→ PROBLEM DESCRIPTION
Quote the records that follow in full and exactly; leave out the pictures.

→ INFORMATION PROVIDED

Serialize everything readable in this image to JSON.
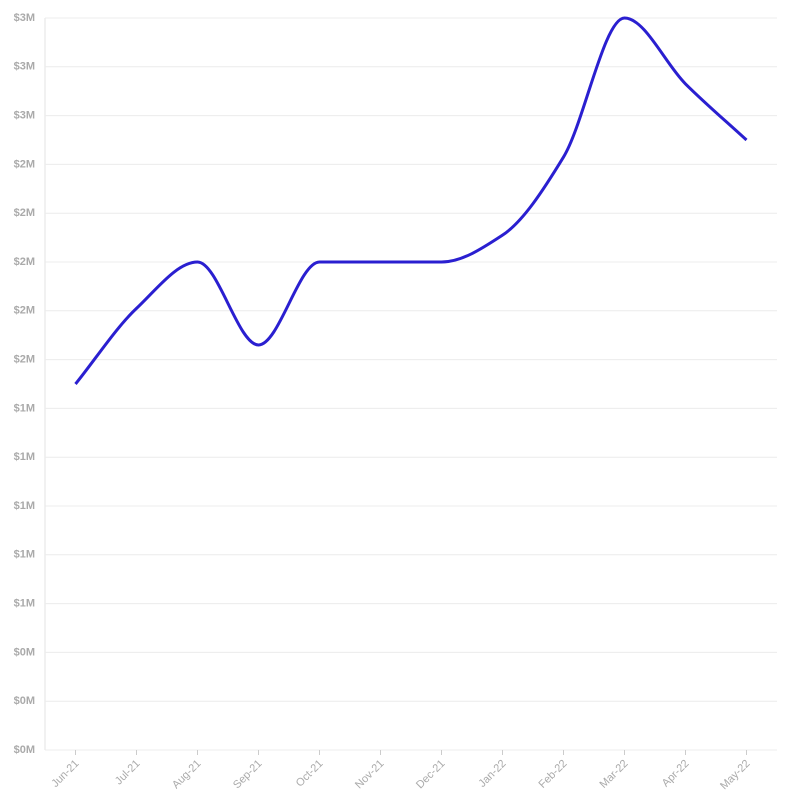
{
  "chart_data": {
    "type": "line",
    "categories": [
      "Jun-21",
      "Jul-21",
      "Aug-21",
      "Sep-21",
      "Oct-21",
      "Nov-21",
      "Dec-21",
      "Jan-22",
      "Feb-22",
      "Mar-22",
      "Apr-22",
      "May-22"
    ],
    "series": [
      {
        "color": "#2a1fd0",
        "values": [
          1500000,
          1810000,
          2000000,
          1660000,
          2000000,
          2000000,
          2000000,
          2110000,
          2430000,
          3000000,
          2730000,
          2500000
        ]
      }
    ],
    "ylim": [
      0,
      3000000
    ],
    "yticks": [
      {
        "value": 0,
        "label": "$0M"
      },
      {
        "value": 200000,
        "label": "$0M"
      },
      {
        "value": 400000,
        "label": "$0M"
      },
      {
        "value": 600000,
        "label": "$1M"
      },
      {
        "value": 800000,
        "label": "$1M"
      },
      {
        "value": 1000000,
        "label": "$1M"
      },
      {
        "value": 1200000,
        "label": "$1M"
      },
      {
        "value": 1400000,
        "label": "$1M"
      },
      {
        "value": 1600000,
        "label": "$2M"
      },
      {
        "value": 1800000,
        "label": "$2M"
      },
      {
        "value": 2000000,
        "label": "$2M"
      },
      {
        "value": 2200000,
        "label": "$2M"
      },
      {
        "value": 2400000,
        "label": "$2M"
      },
      {
        "value": 2600000,
        "label": "$3M"
      },
      {
        "value": 2800000,
        "label": "$3M"
      },
      {
        "value": 3000000,
        "label": "$3M"
      }
    ],
    "grid": true,
    "curve": "smooth"
  }
}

→ EXERCISE RESULT
Serialize everything readable in this image to JSON.
{
  "chart_data": {
    "type": "line",
    "categories": [
      "Jun-21",
      "Jul-21",
      "Aug-21",
      "Sep-21",
      "Oct-21",
      "Nov-21",
      "Dec-21",
      "Jan-22",
      "Feb-22",
      "Mar-22",
      "Apr-22",
      "May-22"
    ],
    "series": [
      {
        "color": "#2a1fd0",
        "values": [
          1500000,
          1810000,
          2000000,
          1660000,
          2000000,
          2000000,
          2000000,
          2110000,
          2430000,
          3000000,
          2730000,
          2500000
        ]
      }
    ],
    "ylim": [
      0,
      3000000
    ],
    "yticks": [
      {
        "value": 0,
        "label": "$0M"
      },
      {
        "value": 200000,
        "label": "$0M"
      },
      {
        "value": 400000,
        "label": "$0M"
      },
      {
        "value": 600000,
        "label": "$1M"
      },
      {
        "value": 800000,
        "label": "$1M"
      },
      {
        "value": 1000000,
        "label": "$1M"
      },
      {
        "value": 1200000,
        "label": "$1M"
      },
      {
        "value": 1400000,
        "label": "$1M"
      },
      {
        "value": 1600000,
        "label": "$2M"
      },
      {
        "value": 1800000,
        "label": "$2M"
      },
      {
        "value": 2000000,
        "label": "$2M"
      },
      {
        "value": 2200000,
        "label": "$2M"
      },
      {
        "value": 2400000,
        "label": "$2M"
      },
      {
        "value": 2600000,
        "label": "$3M"
      },
      {
        "value": 2800000,
        "label": "$3M"
      },
      {
        "value": 3000000,
        "label": "$3M"
      }
    ],
    "grid": true,
    "curve": "smooth"
  }
}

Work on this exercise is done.